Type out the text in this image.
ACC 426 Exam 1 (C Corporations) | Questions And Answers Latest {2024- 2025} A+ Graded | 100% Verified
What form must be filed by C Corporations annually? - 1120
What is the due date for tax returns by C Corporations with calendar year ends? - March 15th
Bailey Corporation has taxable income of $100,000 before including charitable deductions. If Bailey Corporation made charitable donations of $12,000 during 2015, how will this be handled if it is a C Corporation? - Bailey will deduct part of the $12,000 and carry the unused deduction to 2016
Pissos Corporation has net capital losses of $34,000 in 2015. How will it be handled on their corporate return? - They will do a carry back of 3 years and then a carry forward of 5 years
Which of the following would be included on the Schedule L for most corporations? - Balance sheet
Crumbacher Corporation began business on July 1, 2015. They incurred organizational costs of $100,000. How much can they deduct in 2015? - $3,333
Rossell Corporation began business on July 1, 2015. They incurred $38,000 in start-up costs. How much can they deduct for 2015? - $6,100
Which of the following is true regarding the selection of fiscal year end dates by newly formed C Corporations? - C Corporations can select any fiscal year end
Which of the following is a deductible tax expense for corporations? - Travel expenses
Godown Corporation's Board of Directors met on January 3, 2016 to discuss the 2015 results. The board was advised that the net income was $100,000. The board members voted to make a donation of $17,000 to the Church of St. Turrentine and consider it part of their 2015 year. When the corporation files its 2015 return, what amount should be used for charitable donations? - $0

REQUIRED TASK – Write out the entire listing exactly.

WRITTEN ANSWER –
Type out the text in this image.
ACC 426 Exam 1 (C Corporations) | Questions And Answers Latest {2024- 2025} A+ Graded | 100% Verified
What form must be filed by C Corporations annually? - 1120
What is the due date for tax returns by C Corporations with calendar year ends? - March 15th
Bailey Corporation has taxable income of $100,000 before including charitable deductions. If Bailey Corporation made charitable donations of $12,000 during 2015, how will this be handled if it is a C Corporation? - Bailey will deduct part of the $12,000 and carry the unused deduction to 2016
Pissos Corporation has net capital losses of $34,000 in 2015. How will it be handled on their corporate return? - They will do a carry back of 3 years and then a carry forward of 5 years
Which of the following would be included on the Schedule L for most corporations? - Balance sheet
Crumbacher Corporation began business on July 1, 2015. They incurred organizational costs of $100,000. How much can they deduct in 2015? - $3,333
Rossell Corporation began business on July 1, 2015. They incurred $38,000 in start-up costs. How much can they deduct for 2015? - $6,100
Which of the following is true regarding the selection of fiscal year end dates by newly formed C Corporations? - C Corporations can select any fiscal year end
Which of the following is a deductible tax expense for corporations? - Travel expenses
Godown Corporation's Board of Directors met on January 3, 2016 to discuss the 2015 results. The board was advised that the net income was $100,000. The board members voted to make a donation of $17,000 to the Church of St. Turrentine and consider it part of their 2015 year. When the corporation files its 2015 return, what amount should be used for charitable donations? - $0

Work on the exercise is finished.